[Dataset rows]

— begin —

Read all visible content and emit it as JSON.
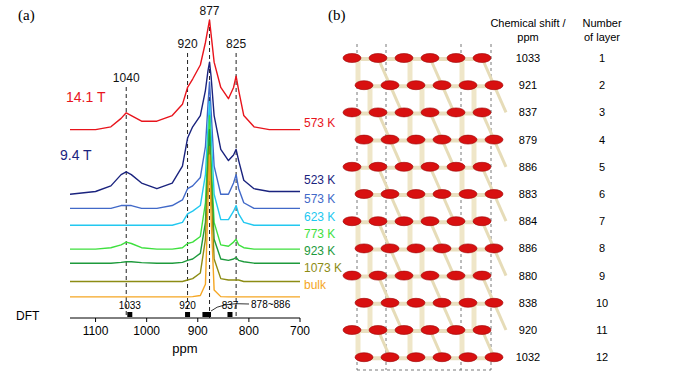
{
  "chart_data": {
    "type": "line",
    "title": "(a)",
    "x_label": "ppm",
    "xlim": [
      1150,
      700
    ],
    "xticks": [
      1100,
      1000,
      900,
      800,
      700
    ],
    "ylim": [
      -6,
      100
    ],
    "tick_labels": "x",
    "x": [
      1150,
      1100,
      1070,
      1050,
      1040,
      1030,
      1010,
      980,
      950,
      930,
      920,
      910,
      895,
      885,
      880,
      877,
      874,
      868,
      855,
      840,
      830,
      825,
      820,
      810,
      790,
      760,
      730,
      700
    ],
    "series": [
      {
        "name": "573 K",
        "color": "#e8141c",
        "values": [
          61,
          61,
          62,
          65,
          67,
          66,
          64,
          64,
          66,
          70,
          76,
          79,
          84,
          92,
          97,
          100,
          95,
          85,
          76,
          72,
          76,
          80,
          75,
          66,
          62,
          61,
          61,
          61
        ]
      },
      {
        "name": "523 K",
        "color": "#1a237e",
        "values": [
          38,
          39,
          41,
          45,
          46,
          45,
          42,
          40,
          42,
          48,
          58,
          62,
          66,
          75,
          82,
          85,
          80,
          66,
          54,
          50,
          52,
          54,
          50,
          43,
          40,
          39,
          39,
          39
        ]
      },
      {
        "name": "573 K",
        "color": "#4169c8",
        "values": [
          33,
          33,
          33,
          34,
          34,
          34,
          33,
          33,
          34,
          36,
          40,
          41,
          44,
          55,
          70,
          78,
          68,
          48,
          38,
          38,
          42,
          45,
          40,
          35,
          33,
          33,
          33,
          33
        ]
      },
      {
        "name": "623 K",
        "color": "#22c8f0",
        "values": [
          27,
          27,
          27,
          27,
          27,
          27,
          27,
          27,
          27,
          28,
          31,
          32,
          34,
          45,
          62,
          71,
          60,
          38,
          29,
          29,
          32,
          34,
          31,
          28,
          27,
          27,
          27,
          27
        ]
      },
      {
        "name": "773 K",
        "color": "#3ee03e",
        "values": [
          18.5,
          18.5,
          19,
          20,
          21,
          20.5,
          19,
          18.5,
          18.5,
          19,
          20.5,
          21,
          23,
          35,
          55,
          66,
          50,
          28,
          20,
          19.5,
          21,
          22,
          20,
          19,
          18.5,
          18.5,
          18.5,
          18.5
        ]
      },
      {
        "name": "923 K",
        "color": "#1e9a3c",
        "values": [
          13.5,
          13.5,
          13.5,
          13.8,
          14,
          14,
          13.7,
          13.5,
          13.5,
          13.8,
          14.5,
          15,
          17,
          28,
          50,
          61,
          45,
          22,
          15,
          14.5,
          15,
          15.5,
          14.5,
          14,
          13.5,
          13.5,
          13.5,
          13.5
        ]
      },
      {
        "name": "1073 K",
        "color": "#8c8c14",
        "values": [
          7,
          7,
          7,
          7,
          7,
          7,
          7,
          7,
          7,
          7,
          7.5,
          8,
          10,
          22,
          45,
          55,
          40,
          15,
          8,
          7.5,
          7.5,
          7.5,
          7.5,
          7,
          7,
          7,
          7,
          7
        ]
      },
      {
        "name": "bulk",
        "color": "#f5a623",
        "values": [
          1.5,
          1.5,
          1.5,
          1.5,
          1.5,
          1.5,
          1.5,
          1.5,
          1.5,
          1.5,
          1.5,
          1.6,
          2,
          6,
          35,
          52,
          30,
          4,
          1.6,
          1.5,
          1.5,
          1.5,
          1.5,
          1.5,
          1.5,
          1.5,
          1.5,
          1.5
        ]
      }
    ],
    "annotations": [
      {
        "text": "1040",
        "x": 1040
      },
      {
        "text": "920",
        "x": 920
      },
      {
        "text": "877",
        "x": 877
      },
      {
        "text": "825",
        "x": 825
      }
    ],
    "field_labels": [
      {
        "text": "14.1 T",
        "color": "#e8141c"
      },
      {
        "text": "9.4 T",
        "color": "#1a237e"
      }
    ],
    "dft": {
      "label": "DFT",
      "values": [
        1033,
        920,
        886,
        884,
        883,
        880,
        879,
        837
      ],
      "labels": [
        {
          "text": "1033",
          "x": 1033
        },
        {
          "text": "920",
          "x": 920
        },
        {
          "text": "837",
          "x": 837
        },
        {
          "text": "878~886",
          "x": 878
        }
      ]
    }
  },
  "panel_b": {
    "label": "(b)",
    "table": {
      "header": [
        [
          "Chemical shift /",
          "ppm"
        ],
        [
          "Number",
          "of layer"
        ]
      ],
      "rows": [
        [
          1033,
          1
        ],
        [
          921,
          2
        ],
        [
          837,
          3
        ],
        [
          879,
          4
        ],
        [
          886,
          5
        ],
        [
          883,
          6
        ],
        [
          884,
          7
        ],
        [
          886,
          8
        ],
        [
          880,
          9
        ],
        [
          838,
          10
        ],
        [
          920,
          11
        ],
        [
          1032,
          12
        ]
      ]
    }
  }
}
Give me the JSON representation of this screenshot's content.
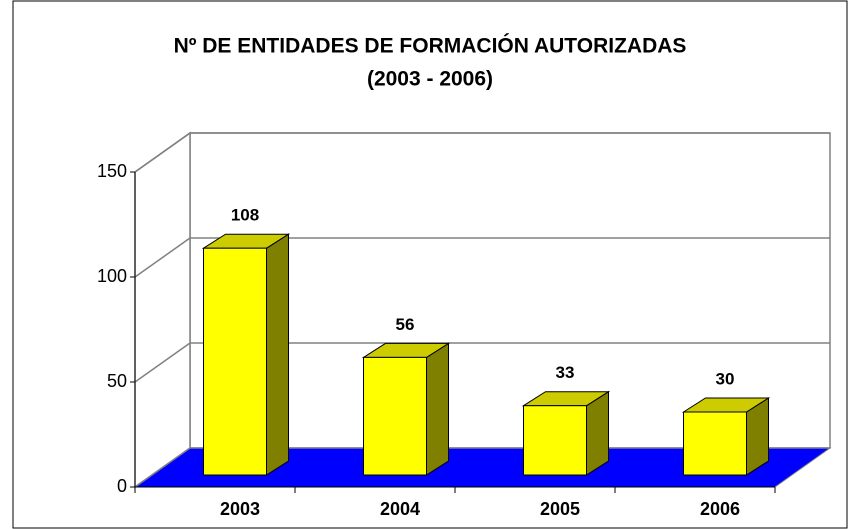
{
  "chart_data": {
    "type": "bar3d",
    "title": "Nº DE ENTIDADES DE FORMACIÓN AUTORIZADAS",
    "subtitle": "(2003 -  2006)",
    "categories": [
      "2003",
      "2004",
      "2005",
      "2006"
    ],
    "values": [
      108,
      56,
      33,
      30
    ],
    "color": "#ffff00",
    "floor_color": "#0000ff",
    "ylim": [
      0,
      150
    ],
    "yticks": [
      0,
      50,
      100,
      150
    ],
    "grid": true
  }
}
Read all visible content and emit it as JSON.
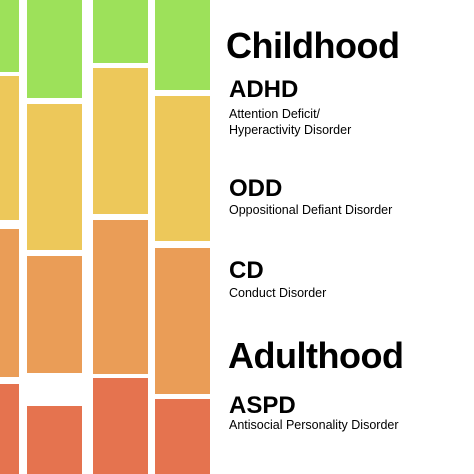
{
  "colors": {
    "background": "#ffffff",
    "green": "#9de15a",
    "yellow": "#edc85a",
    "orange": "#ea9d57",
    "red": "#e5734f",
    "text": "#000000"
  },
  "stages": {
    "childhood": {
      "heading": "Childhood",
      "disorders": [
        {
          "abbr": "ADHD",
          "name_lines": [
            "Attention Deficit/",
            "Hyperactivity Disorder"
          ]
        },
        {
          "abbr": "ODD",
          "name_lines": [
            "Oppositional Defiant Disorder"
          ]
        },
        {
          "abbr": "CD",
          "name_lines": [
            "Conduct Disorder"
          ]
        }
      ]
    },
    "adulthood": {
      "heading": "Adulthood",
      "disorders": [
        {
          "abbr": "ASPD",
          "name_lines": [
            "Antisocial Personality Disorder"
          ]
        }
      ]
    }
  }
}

— end —

Set down the lines of the records above exactly, apart from the pictures.

Read all visible content and emit it as JSON.
{
  "chart_data": {
    "type": "line",
    "title": "(a)",
    "x_label": "ppm",
    "xlim": [
      1150,
      700
    ],
    "xticks": [
      1100,
      1000,
      900,
      800,
      700
    ],
    "ylim": [
      -6,
      100
    ],
    "tick_labels": "x",
    "x": [
      1150,
      1100,
      1070,
      1050,
      1040,
      1030,
      1010,
      980,
      950,
      930,
      920,
      910,
      895,
      885,
      880,
      877,
      874,
      868,
      855,
      840,
      830,
      825,
      820,
      810,
      790,
      760,
      730,
      700
    ],
    "series": [
      {
        "name": "573 K",
        "color": "#e8141c",
        "values": [
          61,
          61,
          62,
          65,
          67,
          66,
          64,
          64,
          66,
          70,
          76,
          79,
          84,
          92,
          97,
          100,
          95,
          85,
          76,
          72,
          76,
          80,
          75,
          66,
          62,
          61,
          61,
          61
        ]
      },
      {
        "name": "523 K",
        "color": "#1a237e",
        "values": [
          38,
          39,
          41,
          45,
          46,
          45,
          42,
          40,
          42,
          48,
          58,
          62,
          66,
          75,
          82,
          85,
          80,
          66,
          54,
          50,
          52,
          54,
          50,
          43,
          40,
          39,
          39,
          39
        ]
      },
      {
        "name": "573 K",
        "color": "#4169c8",
        "values": [
          33,
          33,
          33,
          34,
          34,
          34,
          33,
          33,
          34,
          36,
          40,
          41,
          44,
          55,
          70,
          78,
          68,
          48,
          38,
          38,
          42,
          45,
          40,
          35,
          33,
          33,
          33,
          33
        ]
      },
      {
        "name": "623 K",
        "color": "#22c8f0",
        "values": [
          27,
          27,
          27,
          27,
          27,
          27,
          27,
          27,
          27,
          28,
          31,
          32,
          34,
          45,
          62,
          71,
          60,
          38,
          29,
          29,
          32,
          34,
          31,
          28,
          27,
          27,
          27,
          27
        ]
      },
      {
        "name": "773 K",
        "color": "#3ee03e",
        "values": [
          18.5,
          18.5,
          19,
          20,
          21,
          20.5,
          19,
          18.5,
          18.5,
          19,
          20.5,
          21,
          23,
          35,
          55,
          66,
          50,
          28,
          20,
          19.5,
          21,
          22,
          20,
          19,
          18.5,
          18.5,
          18.5,
          18.5
        ]
      },
      {
        "name": "923 K",
        "color": "#1e9a3c",
        "values": [
          13.5,
          13.5,
          13.5,
          13.8,
          14,
          14,
          13.7,
          13.5,
          13.5,
          13.8,
          14.5,
          15,
          17,
          28,
          50,
          61,
          45,
          22,
          15,
          14.5,
          15,
          15.5,
          14.5,
          14,
          13.5,
          13.5,
          13.5,
          13.5
        ]
      },
      {
        "name": "1073 K",
        "color": "#8c8c14",
        "values": [
          7,
          7,
          7,
          7,
          7,
          7,
          7,
          7,
          7,
          7,
          7.5,
          8,
          10,
          22,
          45,
          55,
          40,
          15,
          8,
          7.5,
          7.5,
          7.5,
          7.5,
          7,
          7,
          7,
          7,
          7
        ]
      },
      {
        "name": "bulk",
        "color": "#f5a623",
        "values": [
          1.5,
          1.5,
          1.5,
          1.5,
          1.5,
          1.5,
          1.5,
          1.5,
          1.5,
          1.5,
          1.5,
          1.6,
          2,
          6,
          35,
          52,
          30,
          4,
          1.6,
          1.5,
          1.5,
          1.5,
          1.5,
          1.5,
          1.5,
          1.5,
          1.5,
          1.5
        ]
      }
    ],
    "annotations": [
      {
        "text": "1040",
        "x": 1040
      },
      {
        "text": "920",
        "x": 920
      },
      {
        "text": "877",
        "x": 877
      },
      {
        "text": "825",
        "x": 825
      }
    ],
    "field_labels": [
      {
        "text": "14.1 T",
        "color": "#e8141c"
      },
      {
        "text": "9.4 T",
        "color": "#1a237e"
      }
    ],
    "dft": {
      "label": "DFT",
      "values": [
        1033,
        920,
        886,
        884,
        883,
        880,
        879,
        837
      ],
      "labels": [
        {
          "text": "1033",
          "x": 1033
        },
        {
          "text": "920",
          "x": 920
        },
        {
          "text": "837",
          "x": 837
        },
        {
          "text": "878~886",
          "x": 878
        }
      ]
    }
  },
  "panel_b": {
    "label": "(b)",
    "table": {
      "header": [
        [
          "Chemical shift /",
          "ppm"
        ],
        [
          "Number",
          "of layer"
        ]
      ],
      "rows": [
        [
          1033,
          1
        ],
        [
          921,
          2
        ],
        [
          837,
          3
        ],
        [
          879,
          4
        ],
        [
          886,
          5
        ],
        [
          883,
          6
        ],
        [
          884,
          7
        ],
        [
          886,
          8
        ],
        [
          880,
          9
        ],
        [
          838,
          10
        ],
        [
          920,
          11
        ],
        [
          1032,
          12
        ]
      ]
    }
  }
}
Give me the JSON representation of this screenshot's content.
{
  "chart_data": {
    "type": "bar3d",
    "title": "Nº DE ENTIDADES DE FORMACIÓN AUTORIZADAS",
    "subtitle": "(2003 -  2006)",
    "categories": [
      "2003",
      "2004",
      "2005",
      "2006"
    ],
    "values": [
      108,
      56,
      33,
      30
    ],
    "color": "#ffff00",
    "floor_color": "#0000ff",
    "ylim": [
      0,
      150
    ],
    "yticks": [
      0,
      50,
      100,
      150
    ],
    "grid": true
  }
}
Read all visible content and emit it as JSON.
{
  "colors": {
    "background": "#ffffff",
    "green": "#9de15a",
    "yellow": "#edc85a",
    "orange": "#ea9d57",
    "red": "#e5734f",
    "text": "#000000"
  },
  "stages": {
    "childhood": {
      "heading": "Childhood",
      "disorders": [
        {
          "abbr": "ADHD",
          "name_lines": [
            "Attention Deficit/",
            "Hyperactivity Disorder"
          ]
        },
        {
          "abbr": "ODD",
          "name_lines": [
            "Oppositional Defiant Disorder"
          ]
        },
        {
          "abbr": "CD",
          "name_lines": [
            "Conduct Disorder"
          ]
        }
      ]
    },
    "adulthood": {
      "heading": "Adulthood",
      "disorders": [
        {
          "abbr": "ASPD",
          "name_lines": [
            "Antisocial Personality Disorder"
          ]
        }
      ]
    }
  }
}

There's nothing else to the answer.